What is needed:
Find each line with "name" and copy it.
┄┄┄┄┄┄┄┄┄┄┄┄┄┄┄┄┄┄┄┄
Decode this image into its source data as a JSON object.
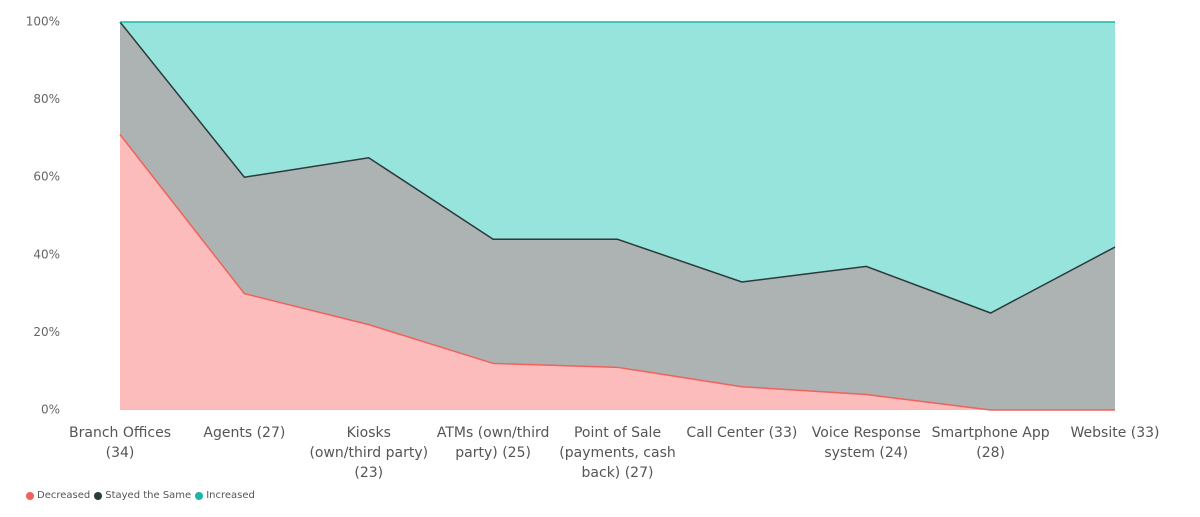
{
  "chart_data": {
    "type": "stacked_area_100",
    "categories": [
      "Branch Offices (34)",
      "Agents (27)",
      "Kiosks (own/third party) (23)",
      "ATMs (own/third party) (25)",
      "Point of Sale (payments, cash back) (27)",
      "Call Center (33)",
      "Voice Response system (24)",
      "Smartphone App (28)",
      "Website (33)"
    ],
    "series": [
      {
        "name": "Decreased",
        "color": "#f0625c",
        "fill": "#fbbcbb",
        "values": [
          71,
          30,
          22,
          12,
          11,
          6,
          4,
          0,
          0
        ]
      },
      {
        "name": "Stayed the Same",
        "color": "#2b3a3a",
        "fill": "#adb3b3",
        "values": [
          29,
          30,
          43,
          32,
          33,
          27,
          33,
          25,
          42
        ]
      },
      {
        "name": "Increased",
        "color": "#20b3a6",
        "fill": "#97e4dc",
        "values": [
          0,
          40,
          35,
          56,
          56,
          67,
          63,
          75,
          58
        ]
      }
    ],
    "ylim": [
      0,
      100
    ],
    "yticks": [
      {
        "value": 0,
        "label": "0%"
      },
      {
        "value": 20,
        "label": "20%"
      },
      {
        "value": 40,
        "label": "40%"
      },
      {
        "value": 60,
        "label": "60%"
      },
      {
        "value": 80,
        "label": "80%"
      },
      {
        "value": 100,
        "label": "100%"
      }
    ],
    "legend": "bottom-left"
  }
}
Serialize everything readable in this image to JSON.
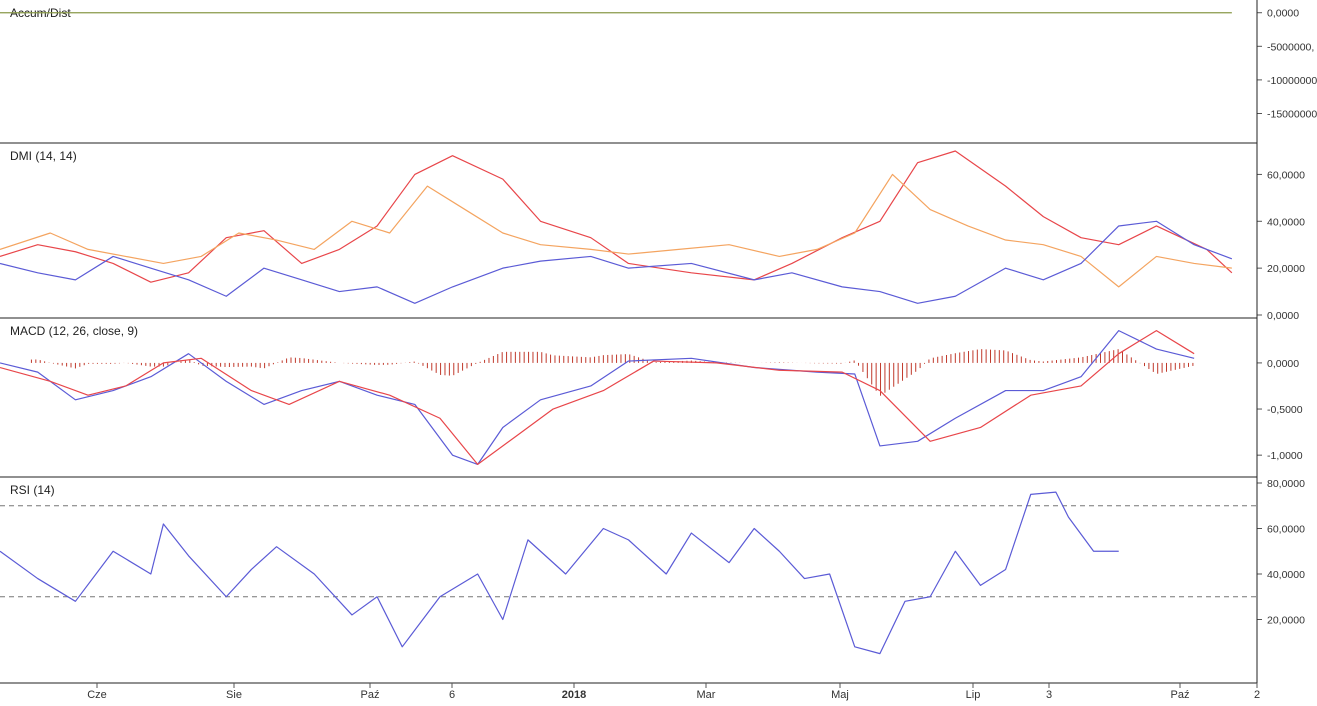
{
  "chart_data": [
    {
      "type": "line",
      "title": "Accum/Dist",
      "ylim": [
        -18500000,
        1000000
      ],
      "y_ticks": [
        {
          "value": 0,
          "label": "0,0000"
        },
        {
          "value": -5000000,
          "label": "-5000000,"
        },
        {
          "value": -10000000,
          "label": "-10000000"
        },
        {
          "value": -15000000,
          "label": "-15000000"
        }
      ],
      "series": [
        {
          "color": "#8a9a4a",
          "values": [
            [
              0,
              0.3
            ],
            [
              0.05,
              0.25
            ],
            [
              0.1,
              0.3
            ],
            [
              0.15,
              0.1
            ],
            [
              0.2,
              -0.3
            ],
            [
              0.25,
              -0.5
            ],
            [
              0.3,
              -0.9
            ],
            [
              0.33,
              -1.2
            ],
            [
              0.35,
              -2.6
            ],
            [
              0.4,
              -3.3
            ],
            [
              0.45,
              -4.2
            ],
            [
              0.47,
              -4.5
            ],
            [
              0.5,
              -4.7
            ],
            [
              0.55,
              -5.5
            ],
            [
              0.6,
              -6.0
            ],
            [
              0.65,
              -5.9
            ],
            [
              0.7,
              -6.0
            ],
            [
              0.72,
              -7.2
            ],
            [
              0.75,
              -8.9
            ],
            [
              0.77,
              -9.0
            ],
            [
              0.8,
              -10.5
            ],
            [
              0.82,
              -13.5
            ],
            [
              0.84,
              -14.8
            ],
            [
              0.86,
              -15.5
            ],
            [
              0.875,
              -17.8
            ],
            [
              0.88,
              -12.5
            ],
            [
              0.9,
              -9.5
            ],
            [
              0.91,
              -7.0
            ],
            [
              0.92,
              -9.8
            ],
            [
              0.95,
              -10.2
            ],
            [
              0.97,
              -10.6
            ],
            [
              0.98,
              -11.0
            ]
          ]
        }
      ]
    },
    {
      "type": "line",
      "title": "DMI (14, 14)",
      "ylim": [
        0,
        70
      ],
      "y_ticks": [
        {
          "value": 0,
          "label": "0,0000"
        },
        {
          "value": 20,
          "label": "20,0000"
        },
        {
          "value": 40,
          "label": "40,0000"
        },
        {
          "value": 60,
          "label": "60,0000"
        }
      ],
      "series": [
        {
          "color": "#e8464a",
          "values": [
            [
              0,
              25
            ],
            [
              0.03,
              30
            ],
            [
              0.06,
              27
            ],
            [
              0.09,
              22
            ],
            [
              0.12,
              14
            ],
            [
              0.15,
              18
            ],
            [
              0.18,
              33
            ],
            [
              0.21,
              36
            ],
            [
              0.24,
              22
            ],
            [
              0.27,
              28
            ],
            [
              0.3,
              38
            ],
            [
              0.33,
              60
            ],
            [
              0.36,
              68
            ],
            [
              0.4,
              58
            ],
            [
              0.43,
              40
            ],
            [
              0.47,
              33
            ],
            [
              0.5,
              22
            ],
            [
              0.55,
              18
            ],
            [
              0.6,
              15
            ],
            [
              0.63,
              22
            ],
            [
              0.67,
              33
            ],
            [
              0.7,
              40
            ],
            [
              0.73,
              65
            ],
            [
              0.76,
              70
            ],
            [
              0.8,
              55
            ],
            [
              0.83,
              42
            ],
            [
              0.86,
              33
            ],
            [
              0.89,
              30
            ],
            [
              0.92,
              38
            ],
            [
              0.96,
              28
            ],
            [
              0.98,
              18
            ]
          ]
        },
        {
          "color": "#f4a460",
          "values": [
            [
              0,
              28
            ],
            [
              0.04,
              35
            ],
            [
              0.07,
              28
            ],
            [
              0.1,
              25
            ],
            [
              0.13,
              22
            ],
            [
              0.16,
              25
            ],
            [
              0.19,
              35
            ],
            [
              0.22,
              32
            ],
            [
              0.25,
              28
            ],
            [
              0.28,
              40
            ],
            [
              0.31,
              35
            ],
            [
              0.34,
              55
            ],
            [
              0.37,
              45
            ],
            [
              0.4,
              35
            ],
            [
              0.43,
              30
            ],
            [
              0.47,
              28
            ],
            [
              0.5,
              26
            ],
            [
              0.54,
              28
            ],
            [
              0.58,
              30
            ],
            [
              0.62,
              25
            ],
            [
              0.65,
              28
            ],
            [
              0.68,
              35
            ],
            [
              0.71,
              60
            ],
            [
              0.74,
              45
            ],
            [
              0.77,
              38
            ],
            [
              0.8,
              32
            ],
            [
              0.83,
              30
            ],
            [
              0.86,
              25
            ],
            [
              0.89,
              12
            ],
            [
              0.92,
              25
            ],
            [
              0.95,
              22
            ],
            [
              0.98,
              20
            ]
          ]
        },
        {
          "color": "#5b5bd6",
          "values": [
            [
              0,
              22
            ],
            [
              0.03,
              18
            ],
            [
              0.06,
              15
            ],
            [
              0.09,
              25
            ],
            [
              0.12,
              20
            ],
            [
              0.15,
              15
            ],
            [
              0.18,
              8
            ],
            [
              0.21,
              20
            ],
            [
              0.24,
              15
            ],
            [
              0.27,
              10
            ],
            [
              0.3,
              12
            ],
            [
              0.33,
              5
            ],
            [
              0.36,
              12
            ],
            [
              0.4,
              20
            ],
            [
              0.43,
              23
            ],
            [
              0.47,
              25
            ],
            [
              0.5,
              20
            ],
            [
              0.55,
              22
            ],
            [
              0.6,
              15
            ],
            [
              0.63,
              18
            ],
            [
              0.67,
              12
            ],
            [
              0.7,
              10
            ],
            [
              0.73,
              5
            ],
            [
              0.76,
              8
            ],
            [
              0.8,
              20
            ],
            [
              0.83,
              15
            ],
            [
              0.86,
              22
            ],
            [
              0.89,
              38
            ],
            [
              0.92,
              40
            ],
            [
              0.95,
              30
            ],
            [
              0.98,
              24
            ]
          ]
        }
      ]
    },
    {
      "type": "line",
      "title": "MACD (12, 26, close, 9)",
      "ylim": [
        -1.15,
        0.4
      ],
      "y_ticks": [
        {
          "value": 0,
          "label": "0,0000"
        },
        {
          "value": -0.5,
          "label": "-0,5000"
        },
        {
          "value": -1,
          "label": "-1,0000"
        }
      ],
      "series": [
        {
          "color": "#5b5bd6",
          "values": [
            [
              0,
              0
            ],
            [
              0.03,
              -0.1
            ],
            [
              0.06,
              -0.4
            ],
            [
              0.09,
              -0.3
            ],
            [
              0.12,
              -0.15
            ],
            [
              0.15,
              0.1
            ],
            [
              0.18,
              -0.2
            ],
            [
              0.21,
              -0.45
            ],
            [
              0.24,
              -0.3
            ],
            [
              0.27,
              -0.2
            ],
            [
              0.3,
              -0.35
            ],
            [
              0.33,
              -0.45
            ],
            [
              0.36,
              -1.0
            ],
            [
              0.38,
              -1.1
            ],
            [
              0.4,
              -0.7
            ],
            [
              0.43,
              -0.4
            ],
            [
              0.47,
              -0.25
            ],
            [
              0.5,
              0.02
            ],
            [
              0.55,
              0.05
            ],
            [
              0.6,
              -0.05
            ],
            [
              0.65,
              -0.1
            ],
            [
              0.68,
              -0.12
            ],
            [
              0.7,
              -0.9
            ],
            [
              0.73,
              -0.85
            ],
            [
              0.76,
              -0.6
            ],
            [
              0.8,
              -0.3
            ],
            [
              0.83,
              -0.3
            ],
            [
              0.86,
              -0.15
            ],
            [
              0.89,
              0.35
            ],
            [
              0.92,
              0.15
            ],
            [
              0.95,
              0.05
            ]
          ]
        },
        {
          "color": "#e8464a",
          "values": [
            [
              0,
              -0.05
            ],
            [
              0.04,
              -0.2
            ],
            [
              0.07,
              -0.35
            ],
            [
              0.1,
              -0.25
            ],
            [
              0.13,
              0.0
            ],
            [
              0.16,
              0.05
            ],
            [
              0.2,
              -0.3
            ],
            [
              0.23,
              -0.45
            ],
            [
              0.27,
              -0.2
            ],
            [
              0.31,
              -0.35
            ],
            [
              0.35,
              -0.6
            ],
            [
              0.38,
              -1.1
            ],
            [
              0.41,
              -0.8
            ],
            [
              0.44,
              -0.5
            ],
            [
              0.48,
              -0.3
            ],
            [
              0.52,
              0.02
            ],
            [
              0.57,
              0.0
            ],
            [
              0.62,
              -0.08
            ],
            [
              0.67,
              -0.1
            ],
            [
              0.7,
              -0.3
            ],
            [
              0.74,
              -0.85
            ],
            [
              0.78,
              -0.7
            ],
            [
              0.82,
              -0.35
            ],
            [
              0.86,
              -0.25
            ],
            [
              0.89,
              0.1
            ],
            [
              0.92,
              0.35
            ],
            [
              0.95,
              0.1
            ]
          ]
        }
      ],
      "histogram_color": "#c0392b"
    },
    {
      "type": "line",
      "title": "RSI (14)",
      "ylim": [
        0,
        80
      ],
      "y_ticks": [
        {
          "value": 20,
          "label": "20,0000"
        },
        {
          "value": 40,
          "label": "40,0000"
        },
        {
          "value": 60,
          "label": "60,0000"
        },
        {
          "value": 80,
          "label": "80,0000"
        }
      ],
      "levels": [
        70,
        30
      ],
      "series": [
        {
          "color": "#5b5bd6",
          "values": [
            [
              0,
              50
            ],
            [
              0.03,
              38
            ],
            [
              0.06,
              28
            ],
            [
              0.09,
              50
            ],
            [
              0.12,
              40
            ],
            [
              0.13,
              62
            ],
            [
              0.15,
              48
            ],
            [
              0.18,
              30
            ],
            [
              0.2,
              42
            ],
            [
              0.22,
              52
            ],
            [
              0.25,
              40
            ],
            [
              0.28,
              22
            ],
            [
              0.3,
              30
            ],
            [
              0.32,
              8
            ],
            [
              0.35,
              30
            ],
            [
              0.38,
              40
            ],
            [
              0.4,
              20
            ],
            [
              0.42,
              55
            ],
            [
              0.45,
              40
            ],
            [
              0.48,
              60
            ],
            [
              0.5,
              55
            ],
            [
              0.53,
              40
            ],
            [
              0.55,
              58
            ],
            [
              0.58,
              45
            ],
            [
              0.6,
              60
            ],
            [
              0.62,
              50
            ],
            [
              0.64,
              38
            ],
            [
              0.66,
              40
            ],
            [
              0.68,
              8
            ],
            [
              0.7,
              5
            ],
            [
              0.72,
              28
            ],
            [
              0.74,
              30
            ],
            [
              0.76,
              50
            ],
            [
              0.78,
              35
            ],
            [
              0.8,
              42
            ],
            [
              0.82,
              75
            ],
            [
              0.84,
              76
            ],
            [
              0.85,
              65
            ],
            [
              0.87,
              50
            ],
            [
              0.89,
              50
            ]
          ]
        }
      ]
    }
  ],
  "x_axis": {
    "labels": [
      "Cze",
      "Sie",
      "Paź",
      "6",
      "2018",
      "Mar",
      "Maj",
      "Lip",
      "3",
      "Paź",
      "2"
    ],
    "bold": [
      "2018"
    ]
  }
}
┄┄┄┄┄┄┄┄┄┄┄┄┄┄┄┄┄┄┄┄
Solution:
        "name": "Decreased",
        "name": "Stayed the Same",
        "name": "Increased",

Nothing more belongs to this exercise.